=== Input rows ===
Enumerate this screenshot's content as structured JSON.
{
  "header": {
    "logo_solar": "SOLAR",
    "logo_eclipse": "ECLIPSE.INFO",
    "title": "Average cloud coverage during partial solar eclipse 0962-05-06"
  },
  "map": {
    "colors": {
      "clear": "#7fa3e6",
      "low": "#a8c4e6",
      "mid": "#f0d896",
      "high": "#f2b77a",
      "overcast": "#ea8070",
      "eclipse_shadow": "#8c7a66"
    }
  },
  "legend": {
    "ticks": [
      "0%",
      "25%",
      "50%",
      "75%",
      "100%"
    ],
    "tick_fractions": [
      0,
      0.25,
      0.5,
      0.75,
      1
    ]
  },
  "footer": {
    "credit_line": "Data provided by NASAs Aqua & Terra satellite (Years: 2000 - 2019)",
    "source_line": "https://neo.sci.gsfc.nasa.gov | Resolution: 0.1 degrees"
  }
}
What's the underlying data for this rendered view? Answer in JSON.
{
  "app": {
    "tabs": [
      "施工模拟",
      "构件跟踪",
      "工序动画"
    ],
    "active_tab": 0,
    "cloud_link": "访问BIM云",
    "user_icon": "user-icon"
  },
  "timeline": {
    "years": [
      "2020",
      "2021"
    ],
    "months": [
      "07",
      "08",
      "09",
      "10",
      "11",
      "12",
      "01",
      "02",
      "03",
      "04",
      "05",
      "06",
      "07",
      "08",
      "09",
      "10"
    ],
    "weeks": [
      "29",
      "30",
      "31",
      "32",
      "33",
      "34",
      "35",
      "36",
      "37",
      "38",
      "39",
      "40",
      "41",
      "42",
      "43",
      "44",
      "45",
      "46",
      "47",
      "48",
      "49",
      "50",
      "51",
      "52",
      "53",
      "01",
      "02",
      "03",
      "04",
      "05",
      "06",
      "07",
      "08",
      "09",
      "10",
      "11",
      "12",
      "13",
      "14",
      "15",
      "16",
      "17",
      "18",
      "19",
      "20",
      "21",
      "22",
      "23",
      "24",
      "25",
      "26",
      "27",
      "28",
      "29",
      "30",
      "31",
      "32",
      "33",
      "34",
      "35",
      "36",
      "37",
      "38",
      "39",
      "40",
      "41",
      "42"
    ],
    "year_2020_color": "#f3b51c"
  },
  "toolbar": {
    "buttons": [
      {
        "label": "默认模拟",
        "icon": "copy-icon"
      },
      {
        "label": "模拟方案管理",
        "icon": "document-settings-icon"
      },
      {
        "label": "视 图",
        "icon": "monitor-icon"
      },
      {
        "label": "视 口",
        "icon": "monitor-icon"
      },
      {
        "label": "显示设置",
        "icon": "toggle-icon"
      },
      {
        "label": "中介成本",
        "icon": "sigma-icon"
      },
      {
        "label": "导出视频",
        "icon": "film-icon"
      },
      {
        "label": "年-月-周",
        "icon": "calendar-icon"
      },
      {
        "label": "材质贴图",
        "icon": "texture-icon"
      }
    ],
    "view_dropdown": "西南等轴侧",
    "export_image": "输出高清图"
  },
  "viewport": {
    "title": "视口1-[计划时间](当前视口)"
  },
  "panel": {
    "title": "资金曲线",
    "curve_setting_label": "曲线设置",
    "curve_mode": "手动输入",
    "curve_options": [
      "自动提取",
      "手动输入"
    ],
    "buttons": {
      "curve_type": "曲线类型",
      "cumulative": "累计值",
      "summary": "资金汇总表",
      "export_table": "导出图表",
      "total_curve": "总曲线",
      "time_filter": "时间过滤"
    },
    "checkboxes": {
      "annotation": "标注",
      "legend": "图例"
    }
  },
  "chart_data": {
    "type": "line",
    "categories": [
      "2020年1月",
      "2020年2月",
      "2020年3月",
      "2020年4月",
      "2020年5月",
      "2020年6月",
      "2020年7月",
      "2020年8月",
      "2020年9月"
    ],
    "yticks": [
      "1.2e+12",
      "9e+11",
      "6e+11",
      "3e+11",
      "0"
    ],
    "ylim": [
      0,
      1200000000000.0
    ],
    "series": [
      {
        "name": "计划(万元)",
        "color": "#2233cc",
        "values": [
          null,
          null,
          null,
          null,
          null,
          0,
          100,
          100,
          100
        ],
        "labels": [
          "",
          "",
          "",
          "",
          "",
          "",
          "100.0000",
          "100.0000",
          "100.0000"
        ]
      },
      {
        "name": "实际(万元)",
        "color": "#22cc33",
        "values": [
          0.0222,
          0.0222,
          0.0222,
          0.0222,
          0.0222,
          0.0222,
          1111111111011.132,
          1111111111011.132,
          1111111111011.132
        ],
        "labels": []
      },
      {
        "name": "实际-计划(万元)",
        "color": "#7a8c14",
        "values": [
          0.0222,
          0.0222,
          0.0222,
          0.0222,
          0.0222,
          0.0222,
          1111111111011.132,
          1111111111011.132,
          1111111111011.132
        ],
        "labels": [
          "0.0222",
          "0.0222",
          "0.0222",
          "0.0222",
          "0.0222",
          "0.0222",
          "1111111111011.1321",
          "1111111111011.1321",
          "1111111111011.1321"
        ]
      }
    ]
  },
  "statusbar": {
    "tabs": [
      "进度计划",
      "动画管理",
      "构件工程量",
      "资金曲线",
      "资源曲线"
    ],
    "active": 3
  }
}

=== Task details ===
Give the records above again, word for word.

=== Answer to the problem ===
Enumerate this screenshot's content as structured JSON.
{
  "header": {
    "logo_solar": "SOLAR",
    "logo_eclipse": "ECLIPSE.INFO",
    "title": "Average cloud coverage during partial solar eclipse 0962-05-06"
  },
  "map": {
    "colors": {
      "clear": "#7fa3e6",
      "low": "#a8c4e6",
      "mid": "#f0d896",
      "high": "#f2b77a",
      "overcast": "#ea8070",
      "eclipse_shadow": "#8c7a66"
    }
  },
  "legend": {
    "ticks": [
      "0%",
      "25%",
      "50%",
      "75%",
      "100%"
    ],
    "tick_fractions": [
      0,
      0.25,
      0.5,
      0.75,
      1
    ]
  },
  "footer": {
    "credit_line": "Data provided by NASAs Aqua & Terra satellite (Years: 2000 - 2019)",
    "source_line": "https://neo.sci.gsfc.nasa.gov | Resolution: 0.1 degrees"
  }
}
What's the underlying data for this rendered view? Answer in JSON.
{
  "app": {
    "tabs": [
      "施工模拟",
      "构件跟踪",
      "工序动画"
    ],
    "active_tab": 0,
    "cloud_link": "访问BIM云",
    "user_icon": "user-icon"
  },
  "timeline": {
    "years": [
      "2020",
      "2021"
    ],
    "months": [
      "07",
      "08",
      "09",
      "10",
      "11",
      "12",
      "01",
      "02",
      "03",
      "04",
      "05",
      "06",
      "07",
      "08",
      "09",
      "10"
    ],
    "weeks": [
      "29",
      "30",
      "31",
      "32",
      "33",
      "34",
      "35",
      "36",
      "37",
      "38",
      "39",
      "40",
      "41",
      "42",
      "43",
      "44",
      "45",
      "46",
      "47",
      "48",
      "49",
      "50",
      "51",
      "52",
      "53",
      "01",
      "02",
      "03",
      "04",
      "05",
      "06",
      "07",
      "08",
      "09",
      "10",
      "11",
      "12",
      "13",
      "14",
      "15",
      "16",
      "17",
      "18",
      "19",
      "20",
      "21",
      "22",
      "23",
      "24",
      "25",
      "26",
      "27",
      "28",
      "29",
      "30",
      "31",
      "32",
      "33",
      "34",
      "35",
      "36",
      "37",
      "38",
      "39",
      "40",
      "41",
      "42"
    ],
    "year_2020_color": "#f3b51c"
  },
  "toolbar": {
    "buttons": [
      {
        "label": "默认模拟",
        "icon": "copy-icon"
      },
      {
        "label": "模拟方案管理",
        "icon": "document-settings-icon"
      },
      {
        "label": "视 图",
        "icon": "monitor-icon"
      },
      {
        "label": "视 口",
        "icon": "monitor-icon"
      },
      {
        "label": "显示设置",
        "icon": "toggle-icon"
      },
      {
        "label": "中介成本",
        "icon": "sigma-icon"
      },
      {
        "label": "导出视频",
        "icon": "film-icon"
      },
      {
        "label": "年-月-周",
        "icon": "calendar-icon"
      },
      {
        "label": "材质贴图",
        "icon": "texture-icon"
      }
    ],
    "view_dropdown": "西南等轴侧",
    "export_image": "输出高清图"
  },
  "viewport": {
    "title": "视口1-[计划时间](当前视口)"
  },
  "panel": {
    "title": "资金曲线",
    "curve_setting_label": "曲线设置",
    "curve_mode": "手动输入",
    "curve_options": [
      "自动提取",
      "手动输入"
    ],
    "buttons": {
      "curve_type": "曲线类型",
      "cumulative": "累计值",
      "summary": "资金汇总表",
      "export_table": "导出图表",
      "total_curve": "总曲线",
      "time_filter": "时间过滤"
    },
    "checkboxes": {
      "annotation": "标注",
      "legend": "图例"
    }
  },
  "chart_data": {
    "type": "line",
    "categories": [
      "2020年1月",
      "2020年2月",
      "2020年3月",
      "2020年4月",
      "2020年5月",
      "2020年6月",
      "2020年7月",
      "2020年8月",
      "2020年9月"
    ],
    "yticks": [
      "1.2e+12",
      "9e+11",
      "6e+11",
      "3e+11",
      "0"
    ],
    "ylim": [
      0,
      1200000000000.0
    ],
    "series": [
      {
        "name": "计划(万元)",
        "color": "#2233cc",
        "values": [
          null,
          null,
          null,
          null,
          null,
          0,
          100,
          100,
          100
        ],
        "labels": [
          "",
          "",
          "",
          "",
          "",
          "",
          "100.0000",
          "100.0000",
          "100.0000"
        ]
      },
      {
        "name": "实际(万元)",
        "color": "#22cc33",
        "values": [
          0.0222,
          0.0222,
          0.0222,
          0.0222,
          0.0222,
          0.0222,
          1111111111011.132,
          1111111111011.132,
          1111111111011.132
        ],
        "labels": []
      },
      {
        "name": "实际-计划(万元)",
        "color": "#7a8c14",
        "values": [
          0.0222,
          0.0222,
          0.0222,
          0.0222,
          0.0222,
          0.0222,
          1111111111011.132,
          1111111111011.132,
          1111111111011.132
        ],
        "labels": [
          "0.0222",
          "0.0222",
          "0.0222",
          "0.0222",
          "0.0222",
          "0.0222",
          "1111111111011.1321",
          "1111111111011.1321",
          "1111111111011.1321"
        ]
      }
    ]
  },
  "statusbar": {
    "tabs": [
      "进度计划",
      "动画管理",
      "构件工程量",
      "资金曲线",
      "资源曲线"
    ],
    "active": 3
  }
}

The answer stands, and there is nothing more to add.